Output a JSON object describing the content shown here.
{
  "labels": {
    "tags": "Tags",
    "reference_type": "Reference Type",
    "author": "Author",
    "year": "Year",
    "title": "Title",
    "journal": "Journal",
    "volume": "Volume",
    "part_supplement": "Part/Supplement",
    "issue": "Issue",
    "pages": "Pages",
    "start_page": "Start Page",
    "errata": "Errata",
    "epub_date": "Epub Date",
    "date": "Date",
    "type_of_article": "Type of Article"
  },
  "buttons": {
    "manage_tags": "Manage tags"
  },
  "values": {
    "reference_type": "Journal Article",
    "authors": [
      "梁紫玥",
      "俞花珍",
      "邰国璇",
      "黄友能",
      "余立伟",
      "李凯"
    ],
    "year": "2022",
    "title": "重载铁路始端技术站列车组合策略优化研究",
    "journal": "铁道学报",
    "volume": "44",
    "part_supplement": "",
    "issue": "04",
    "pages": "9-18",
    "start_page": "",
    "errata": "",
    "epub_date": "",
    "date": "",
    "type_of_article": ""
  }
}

● ● ● ●

Give the entries once more, exactly as they appear.

Output a JSON object describing the content shown here.
{
  "labels": {
    "tags": "Tags",
    "reference_type": "Reference Type",
    "author": "Author",
    "year": "Year",
    "title": "Title",
    "journal": "Journal",
    "volume": "Volume",
    "part_supplement": "Part/Supplement",
    "issue": "Issue",
    "pages": "Pages",
    "start_page": "Start Page",
    "errata": "Errata",
    "epub_date": "Epub Date",
    "date": "Date",
    "type_of_article": "Type of Article"
  },
  "buttons": {
    "manage_tags": "Manage tags"
  },
  "values": {
    "reference_type": "Journal Article",
    "authors": [
      "梁紫玥",
      "俞花珍",
      "邰国璇",
      "黄友能",
      "余立伟",
      "李凯"
    ],
    "year": "2022",
    "title": "重载铁路始端技术站列车组合策略优化研究",
    "journal": "铁道学报",
    "volume": "44",
    "part_supplement": "",
    "issue": "04",
    "pages": "9-18",
    "start_page": "",
    "errata": "",
    "epub_date": "",
    "date": "",
    "type_of_article": ""
  }
}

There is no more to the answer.